(Data records)
★ ★ ★ ★ ★ ★ ★
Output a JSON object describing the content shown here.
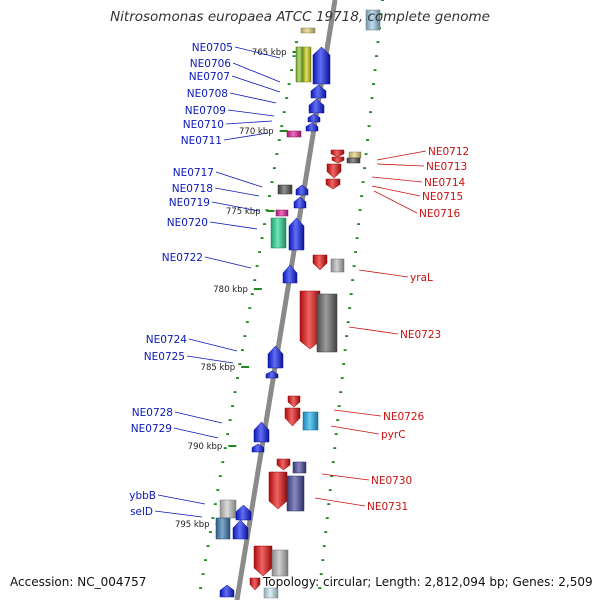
{
  "title": "Nitrosomonas europaea ATCC 19718, complete genome",
  "footer": {
    "accession": "Accession: NC_004757",
    "topology": "Topology: circular; Length: 2,812,094 bp; Genes: 2,509"
  },
  "colors": {
    "forward_label": "#0a18b8",
    "reverse_label": "#cc1111",
    "backbone": "#8a8a8a",
    "tick": "#1f8a1f",
    "forward_gene": "#0e1ef0",
    "reverse_gene": "#e81010"
  },
  "ruler": [
    {
      "label": "765 kbp"
    },
    {
      "label": "770 kbp"
    },
    {
      "label": "775 kbp"
    },
    {
      "label": "780 kbp"
    },
    {
      "label": "785 kbp"
    },
    {
      "label": "790 kbp"
    },
    {
      "label": "795 kbp"
    }
  ],
  "forward_labels": [
    "NE0705",
    "NE0706",
    "NE0707",
    "NE0708",
    "NE0709",
    "NE0710",
    "NE0711",
    "NE0717",
    "NE0718",
    "NE0719",
    "NE0720",
    "NE0722",
    "NE0724",
    "NE0725",
    "NE0728",
    "NE0729",
    "ybbB",
    "selD"
  ],
  "reverse_labels": [
    "NE0712",
    "NE0713",
    "NE0714",
    "NE0715",
    "NE0716",
    "yraL",
    "NE0723",
    "NE0726",
    "pyrC",
    "NE0730",
    "NE0731"
  ]
}
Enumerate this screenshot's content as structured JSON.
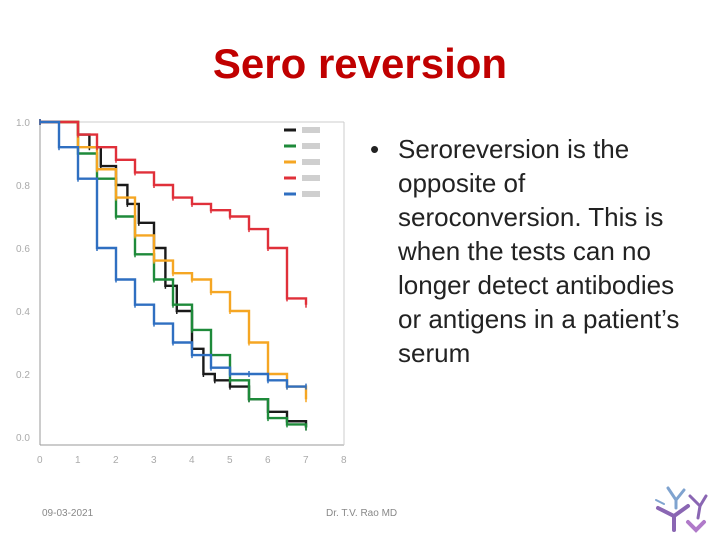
{
  "slide": {
    "title": "Sero reversion",
    "bullet": {
      "bold_term": "Seroreversion",
      "text": " is the opposite of seroconversion. This is when the tests can no longer detect antibodies or antigens in a patient’s serum"
    },
    "footer": {
      "date": "09-03-2021",
      "author": "Dr. T.V. Rao MD"
    },
    "colors": {
      "title": "#c00000",
      "black_series": "#1a1a1a",
      "green_series": "#1e8a3a",
      "orange_series": "#f5a623",
      "red_series": "#e0303a",
      "blue_series": "#2f6fc1"
    }
  },
  "chart_data": {
    "type": "line",
    "x_ticks": [
      "0",
      "1",
      "2",
      "3",
      "4",
      "5",
      "6",
      "7",
      "8"
    ],
    "y_ticks": [
      "1.0",
      "0.8",
      "0.6",
      "0.4",
      "0.2",
      "0.0"
    ],
    "xlim": [
      0,
      8
    ],
    "ylim": [
      0,
      1
    ],
    "xlabel": "",
    "ylabel": "",
    "series": [
      {
        "name": "",
        "color": "#1a1a1a",
        "x": [
          0,
          1,
          1.3,
          1.6,
          2,
          2.3,
          2.6,
          3,
          3.3,
          3.6,
          4,
          4.3,
          4.6,
          5,
          5.5,
          6,
          6.5,
          7
        ],
        "y": [
          1.0,
          0.96,
          0.92,
          0.86,
          0.8,
          0.74,
          0.68,
          0.6,
          0.48,
          0.4,
          0.28,
          0.2,
          0.18,
          0.16,
          0.12,
          0.08,
          0.05,
          0.03
        ]
      },
      {
        "name": "",
        "color": "#1e8a3a",
        "x": [
          0,
          1,
          1.5,
          2,
          2.5,
          3,
          3.5,
          4,
          4.5,
          5,
          5.5,
          6,
          6.5,
          7
        ],
        "y": [
          1.0,
          0.9,
          0.82,
          0.7,
          0.58,
          0.5,
          0.42,
          0.34,
          0.26,
          0.18,
          0.12,
          0.06,
          0.04,
          0.03
        ]
      },
      {
        "name": "",
        "color": "#f5a623",
        "x": [
          0,
          1,
          1.5,
          2,
          2.5,
          3,
          3.5,
          4,
          4.5,
          5,
          5.5,
          6,
          6.5,
          7
        ],
        "y": [
          1.0,
          0.92,
          0.85,
          0.76,
          0.64,
          0.56,
          0.52,
          0.5,
          0.46,
          0.4,
          0.3,
          0.2,
          0.16,
          0.12
        ]
      },
      {
        "name": "",
        "color": "#e0303a",
        "x": [
          0,
          1,
          1.5,
          2,
          2.5,
          3,
          3.5,
          4,
          4.5,
          5,
          5.5,
          6,
          6.5,
          7
        ],
        "y": [
          1.0,
          0.96,
          0.92,
          0.88,
          0.84,
          0.8,
          0.76,
          0.74,
          0.72,
          0.7,
          0.66,
          0.6,
          0.44,
          0.42
        ]
      },
      {
        "name": "",
        "color": "#2f6fc1",
        "x": [
          0,
          0.5,
          1,
          1.5,
          2,
          2.5,
          3,
          3.5,
          4,
          4.5,
          5,
          5.5,
          6,
          6.5,
          7
        ],
        "y": [
          1.0,
          0.92,
          0.82,
          0.6,
          0.5,
          0.42,
          0.36,
          0.3,
          0.26,
          0.22,
          0.2,
          0.2,
          0.18,
          0.16,
          0.16
        ]
      }
    ]
  }
}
★ ★ ★ ★ ★ ★ ★
#### Aim of the task
Those lines above that contain the string "JSON" should be returned.

#### Answer to the problem
Output a JSON object describing the content shown here.
Enumerate this screenshot's content as structured JSON.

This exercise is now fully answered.